• Stated exercise: Would you transcribe all of the data exactly, down to the last character?

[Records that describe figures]

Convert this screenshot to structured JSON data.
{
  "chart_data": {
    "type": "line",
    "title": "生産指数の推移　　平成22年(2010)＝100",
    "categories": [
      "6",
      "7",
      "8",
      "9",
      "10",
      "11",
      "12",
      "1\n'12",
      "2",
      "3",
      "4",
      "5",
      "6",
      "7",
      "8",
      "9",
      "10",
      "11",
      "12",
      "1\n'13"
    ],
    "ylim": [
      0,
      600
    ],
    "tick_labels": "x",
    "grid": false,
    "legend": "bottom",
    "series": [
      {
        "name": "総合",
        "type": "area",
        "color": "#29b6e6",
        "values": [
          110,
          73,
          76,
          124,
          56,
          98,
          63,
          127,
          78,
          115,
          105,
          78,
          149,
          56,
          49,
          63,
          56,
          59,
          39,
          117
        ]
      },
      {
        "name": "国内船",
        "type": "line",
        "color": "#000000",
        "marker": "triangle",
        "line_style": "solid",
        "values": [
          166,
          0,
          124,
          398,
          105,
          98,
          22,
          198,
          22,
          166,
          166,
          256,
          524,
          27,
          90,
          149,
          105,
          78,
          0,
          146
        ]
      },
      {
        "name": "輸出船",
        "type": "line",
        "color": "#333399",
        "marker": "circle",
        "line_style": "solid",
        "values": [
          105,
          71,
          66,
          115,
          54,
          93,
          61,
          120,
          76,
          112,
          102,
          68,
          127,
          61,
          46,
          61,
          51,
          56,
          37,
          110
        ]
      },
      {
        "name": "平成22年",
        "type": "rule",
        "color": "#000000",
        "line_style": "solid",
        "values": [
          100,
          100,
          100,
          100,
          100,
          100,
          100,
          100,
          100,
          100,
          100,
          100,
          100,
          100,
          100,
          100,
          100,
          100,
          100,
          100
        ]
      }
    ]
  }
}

• Result:
Convert this screenshot to structured JSON data.
{
  "chart_data": {
    "type": "line",
    "title": "生産指数の推移　　平成22年(2010)＝100",
    "categories": [
      "6",
      "7",
      "8",
      "9",
      "10",
      "11",
      "12",
      "1\n'12",
      "2",
      "3",
      "4",
      "5",
      "6",
      "7",
      "8",
      "9",
      "10",
      "11",
      "12",
      "1\n'13"
    ],
    "ylim": [
      0,
      600
    ],
    "tick_labels": "x",
    "grid": false,
    "legend": "bottom",
    "series": [
      {
        "name": "総合",
        "type": "area",
        "color": "#29b6e6",
        "values": [
          110,
          73,
          76,
          124,
          56,
          98,
          63,
          127,
          78,
          115,
          105,
          78,
          149,
          56,
          49,
          63,
          56,
          59,
          39,
          117
        ]
      },
      {
        "name": "国内船",
        "type": "line",
        "color": "#000000",
        "marker": "triangle",
        "line_style": "solid",
        "values": [
          166,
          0,
          124,
          398,
          105,
          98,
          22,
          198,
          22,
          166,
          166,
          256,
          524,
          27,
          90,
          149,
          105,
          78,
          0,
          146
        ]
      },
      {
        "name": "輸出船",
        "type": "line",
        "color": "#333399",
        "marker": "circle",
        "line_style": "solid",
        "values": [
          105,
          71,
          66,
          115,
          54,
          93,
          61,
          120,
          76,
          112,
          102,
          68,
          127,
          61,
          46,
          61,
          51,
          56,
          37,
          110
        ]
      },
      {
        "name": "平成22年",
        "type": "rule",
        "color": "#000000",
        "line_style": "solid",
        "values": [
          100,
          100,
          100,
          100,
          100,
          100,
          100,
          100,
          100,
          100,
          100,
          100,
          100,
          100,
          100,
          100,
          100,
          100,
          100,
          100
        ]
      }
    ]
  }
}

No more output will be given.